- Required task
Reproduce all of the data word for word.

- Record set

::::

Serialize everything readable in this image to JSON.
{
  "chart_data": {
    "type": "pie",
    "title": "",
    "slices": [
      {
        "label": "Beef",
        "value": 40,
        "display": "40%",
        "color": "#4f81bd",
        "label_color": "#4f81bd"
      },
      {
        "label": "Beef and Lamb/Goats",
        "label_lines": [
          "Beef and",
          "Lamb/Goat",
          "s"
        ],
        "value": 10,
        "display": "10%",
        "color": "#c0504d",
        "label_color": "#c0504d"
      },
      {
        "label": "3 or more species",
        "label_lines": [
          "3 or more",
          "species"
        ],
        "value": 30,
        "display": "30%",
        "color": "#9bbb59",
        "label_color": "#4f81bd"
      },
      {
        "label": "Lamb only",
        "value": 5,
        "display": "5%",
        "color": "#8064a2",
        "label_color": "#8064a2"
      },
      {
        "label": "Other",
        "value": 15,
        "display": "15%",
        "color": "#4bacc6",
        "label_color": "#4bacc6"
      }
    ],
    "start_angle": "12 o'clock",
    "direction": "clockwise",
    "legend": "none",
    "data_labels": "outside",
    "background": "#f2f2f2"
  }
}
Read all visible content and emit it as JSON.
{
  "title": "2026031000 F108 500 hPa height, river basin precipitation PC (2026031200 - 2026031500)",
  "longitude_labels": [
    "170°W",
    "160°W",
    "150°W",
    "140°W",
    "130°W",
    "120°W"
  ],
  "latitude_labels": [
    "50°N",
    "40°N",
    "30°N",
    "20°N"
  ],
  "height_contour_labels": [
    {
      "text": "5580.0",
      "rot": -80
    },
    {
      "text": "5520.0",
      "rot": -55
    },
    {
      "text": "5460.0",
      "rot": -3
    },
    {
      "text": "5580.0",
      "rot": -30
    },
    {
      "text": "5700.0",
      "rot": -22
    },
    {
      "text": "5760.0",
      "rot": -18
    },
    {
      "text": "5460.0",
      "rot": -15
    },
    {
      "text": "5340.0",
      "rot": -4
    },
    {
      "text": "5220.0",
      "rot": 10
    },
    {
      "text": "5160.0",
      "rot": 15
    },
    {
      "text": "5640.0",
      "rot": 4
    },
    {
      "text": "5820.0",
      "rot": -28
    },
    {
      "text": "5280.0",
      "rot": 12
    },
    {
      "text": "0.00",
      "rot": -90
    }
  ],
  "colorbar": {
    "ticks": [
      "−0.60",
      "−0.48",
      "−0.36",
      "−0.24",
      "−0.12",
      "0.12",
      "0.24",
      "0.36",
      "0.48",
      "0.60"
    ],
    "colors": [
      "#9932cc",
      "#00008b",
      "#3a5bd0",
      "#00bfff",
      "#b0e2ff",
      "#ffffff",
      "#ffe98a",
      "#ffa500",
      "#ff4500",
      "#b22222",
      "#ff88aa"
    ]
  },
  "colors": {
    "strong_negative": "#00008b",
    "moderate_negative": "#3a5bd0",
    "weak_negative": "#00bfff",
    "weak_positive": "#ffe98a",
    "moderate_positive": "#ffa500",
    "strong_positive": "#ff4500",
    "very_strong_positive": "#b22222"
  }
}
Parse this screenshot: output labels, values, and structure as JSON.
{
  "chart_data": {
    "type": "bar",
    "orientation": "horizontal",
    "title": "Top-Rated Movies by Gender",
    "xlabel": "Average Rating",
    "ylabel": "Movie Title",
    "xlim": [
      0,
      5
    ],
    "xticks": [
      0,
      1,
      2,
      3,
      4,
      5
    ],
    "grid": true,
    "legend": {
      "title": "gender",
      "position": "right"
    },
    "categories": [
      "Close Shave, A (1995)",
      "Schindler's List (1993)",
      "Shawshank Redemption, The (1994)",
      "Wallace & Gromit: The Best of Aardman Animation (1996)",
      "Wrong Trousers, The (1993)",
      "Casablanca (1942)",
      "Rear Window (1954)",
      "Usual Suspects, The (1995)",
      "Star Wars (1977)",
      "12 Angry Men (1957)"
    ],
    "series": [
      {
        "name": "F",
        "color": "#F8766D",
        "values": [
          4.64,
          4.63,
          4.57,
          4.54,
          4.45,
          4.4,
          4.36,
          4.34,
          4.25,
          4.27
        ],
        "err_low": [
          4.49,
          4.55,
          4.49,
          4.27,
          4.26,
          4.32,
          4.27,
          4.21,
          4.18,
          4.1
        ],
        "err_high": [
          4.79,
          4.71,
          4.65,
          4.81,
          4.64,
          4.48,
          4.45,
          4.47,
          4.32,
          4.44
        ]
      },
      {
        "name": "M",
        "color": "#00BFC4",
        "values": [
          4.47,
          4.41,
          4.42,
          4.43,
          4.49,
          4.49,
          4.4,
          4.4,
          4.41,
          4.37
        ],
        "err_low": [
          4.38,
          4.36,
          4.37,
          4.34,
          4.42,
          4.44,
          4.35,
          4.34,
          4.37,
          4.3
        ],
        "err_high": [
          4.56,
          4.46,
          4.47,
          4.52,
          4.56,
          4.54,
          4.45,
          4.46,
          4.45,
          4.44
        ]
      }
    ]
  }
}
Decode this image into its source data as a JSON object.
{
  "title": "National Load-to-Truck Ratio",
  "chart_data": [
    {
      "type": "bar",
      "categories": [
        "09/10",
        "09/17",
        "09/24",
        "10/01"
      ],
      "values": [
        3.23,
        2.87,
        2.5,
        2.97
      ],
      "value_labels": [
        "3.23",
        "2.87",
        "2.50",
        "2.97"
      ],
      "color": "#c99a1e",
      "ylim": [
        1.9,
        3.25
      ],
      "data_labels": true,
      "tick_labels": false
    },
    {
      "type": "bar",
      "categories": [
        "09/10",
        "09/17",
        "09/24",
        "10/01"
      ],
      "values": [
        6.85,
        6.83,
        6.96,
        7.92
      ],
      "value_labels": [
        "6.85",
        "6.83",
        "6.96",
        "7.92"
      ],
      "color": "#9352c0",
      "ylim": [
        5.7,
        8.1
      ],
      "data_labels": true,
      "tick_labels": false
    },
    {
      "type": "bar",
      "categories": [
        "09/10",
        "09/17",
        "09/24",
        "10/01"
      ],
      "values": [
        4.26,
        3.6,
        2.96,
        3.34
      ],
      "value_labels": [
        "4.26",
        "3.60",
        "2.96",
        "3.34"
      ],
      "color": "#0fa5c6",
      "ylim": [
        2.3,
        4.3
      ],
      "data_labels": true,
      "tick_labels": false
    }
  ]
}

::::

- Finished task
Serialize everything readable in this image to JSON.
{
  "chart_data": {
    "type": "pie",
    "title": "",
    "slices": [
      {
        "label": "Beef",
        "value": 40,
        "display": "40%",
        "color": "#4f81bd",
        "label_color": "#4f81bd"
      },
      {
        "label": "Beef and Lamb/Goats",
        "label_lines": [
          "Beef and",
          "Lamb/Goat",
          "s"
        ],
        "value": 10,
        "display": "10%",
        "color": "#c0504d",
        "label_color": "#c0504d"
      },
      {
        "label": "3 or more species",
        "label_lines": [
          "3 or more",
          "species"
        ],
        "value": 30,
        "display": "30%",
        "color": "#9bbb59",
        "label_color": "#4f81bd"
      },
      {
        "label": "Lamb only",
        "value": 5,
        "display": "5%",
        "color": "#8064a2",
        "label_color": "#8064a2"
      },
      {
        "label": "Other",
        "value": 15,
        "display": "15%",
        "color": "#4bacc6",
        "label_color": "#4bacc6"
      }
    ],
    "start_angle": "12 o'clock",
    "direction": "clockwise",
    "legend": "none",
    "data_labels": "outside",
    "background": "#f2f2f2"
  }
}
Read all visible content and emit it as JSON.
{
  "title": "2026031000 F108 500 hPa height, river basin precipitation PC (2026031200 - 2026031500)",
  "longitude_labels": [
    "170°W",
    "160°W",
    "150°W",
    "140°W",
    "130°W",
    "120°W"
  ],
  "latitude_labels": [
    "50°N",
    "40°N",
    "30°N",
    "20°N"
  ],
  "height_contour_labels": [
    {
      "text": "5580.0",
      "rot": -80
    },
    {
      "text": "5520.0",
      "rot": -55
    },
    {
      "text": "5460.0",
      "rot": -3
    },
    {
      "text": "5580.0",
      "rot": -30
    },
    {
      "text": "5700.0",
      "rot": -22
    },
    {
      "text": "5760.0",
      "rot": -18
    },
    {
      "text": "5460.0",
      "rot": -15
    },
    {
      "text": "5340.0",
      "rot": -4
    },
    {
      "text": "5220.0",
      "rot": 10
    },
    {
      "text": "5160.0",
      "rot": 15
    },
    {
      "text": "5640.0",
      "rot": 4
    },
    {
      "text": "5820.0",
      "rot": -28
    },
    {
      "text": "5280.0",
      "rot": 12
    },
    {
      "text": "0.00",
      "rot": -90
    }
  ],
  "colorbar": {
    "ticks": [
      "−0.60",
      "−0.48",
      "−0.36",
      "−0.24",
      "−0.12",
      "0.12",
      "0.24",
      "0.36",
      "0.48",
      "0.60"
    ],
    "colors": [
      "#9932cc",
      "#00008b",
      "#3a5bd0",
      "#00bfff",
      "#b0e2ff",
      "#ffffff",
      "#ffe98a",
      "#ffa500",
      "#ff4500",
      "#b22222",
      "#ff88aa"
    ]
  },
  "colors": {
    "strong_negative": "#00008b",
    "moderate_negative": "#3a5bd0",
    "weak_negative": "#00bfff",
    "weak_positive": "#ffe98a",
    "moderate_positive": "#ffa500",
    "strong_positive": "#ff4500",
    "very_strong_positive": "#b22222"
  }
}
Parse this screenshot: output labels, values, and structure as JSON.
{
  "chart_data": {
    "type": "bar",
    "orientation": "horizontal",
    "title": "Top-Rated Movies by Gender",
    "xlabel": "Average Rating",
    "ylabel": "Movie Title",
    "xlim": [
      0,
      5
    ],
    "xticks": [
      0,
      1,
      2,
      3,
      4,
      5
    ],
    "grid": true,
    "legend": {
      "title": "gender",
      "position": "right"
    },
    "categories": [
      "Close Shave, A (1995)",
      "Schindler's List (1993)",
      "Shawshank Redemption, The (1994)",
      "Wallace & Gromit: The Best of Aardman Animation (1996)",
      "Wrong Trousers, The (1993)",
      "Casablanca (1942)",
      "Rear Window (1954)",
      "Usual Suspects, The (1995)",
      "Star Wars (1977)",
      "12 Angry Men (1957)"
    ],
    "series": [
      {
        "name": "F",
        "color": "#F8766D",
        "values": [
          4.64,
          4.63,
          4.57,
          4.54,
          4.45,
          4.4,
          4.36,
          4.34,
          4.25,
          4.27
        ],
        "err_low": [
          4.49,
          4.55,
          4.49,
          4.27,
          4.26,
          4.32,
          4.27,
          4.21,
          4.18,
          4.1
        ],
        "err_high": [
          4.79,
          4.71,
          4.65,
          4.81,
          4.64,
          4.48,
          4.45,
          4.47,
          4.32,
          4.44
        ]
      },
      {
        "name": "M",
        "color": "#00BFC4",
        "values": [
          4.47,
          4.41,
          4.42,
          4.43,
          4.49,
          4.49,
          4.4,
          4.4,
          4.41,
          4.37
        ],
        "err_low": [
          4.38,
          4.36,
          4.37,
          4.34,
          4.42,
          4.44,
          4.35,
          4.34,
          4.37,
          4.3
        ],
        "err_high": [
          4.56,
          4.46,
          4.47,
          4.52,
          4.56,
          4.54,
          4.45,
          4.46,
          4.45,
          4.44
        ]
      }
    ]
  }
}
Decode this image into its source data as a JSON object.
{
  "title": "National Load-to-Truck Ratio",
  "chart_data": [
    {
      "type": "bar",
      "categories": [
        "09/10",
        "09/17",
        "09/24",
        "10/01"
      ],
      "values": [
        3.23,
        2.87,
        2.5,
        2.97
      ],
      "value_labels": [
        "3.23",
        "2.87",
        "2.50",
        "2.97"
      ],
      "color": "#c99a1e",
      "ylim": [
        1.9,
        3.25
      ],
      "data_labels": true,
      "tick_labels": false
    },
    {
      "type": "bar",
      "categories": [
        "09/10",
        "09/17",
        "09/24",
        "10/01"
      ],
      "values": [
        6.85,
        6.83,
        6.96,
        7.92
      ],
      "value_labels": [
        "6.85",
        "6.83",
        "6.96",
        "7.92"
      ],
      "color": "#9352c0",
      "ylim": [
        5.7,
        8.1
      ],
      "data_labels": true,
      "tick_labels": false
    },
    {
      "type": "bar",
      "categories": [
        "09/10",
        "09/17",
        "09/24",
        "10/01"
      ],
      "values": [
        4.26,
        3.6,
        2.96,
        3.34
      ],
      "value_labels": [
        "4.26",
        "3.60",
        "2.96",
        "3.34"
      ],
      "color": "#0fa5c6",
      "ylim": [
        2.3,
        4.3
      ],
      "data_labels": true,
      "tick_labels": false
    }
  ]
}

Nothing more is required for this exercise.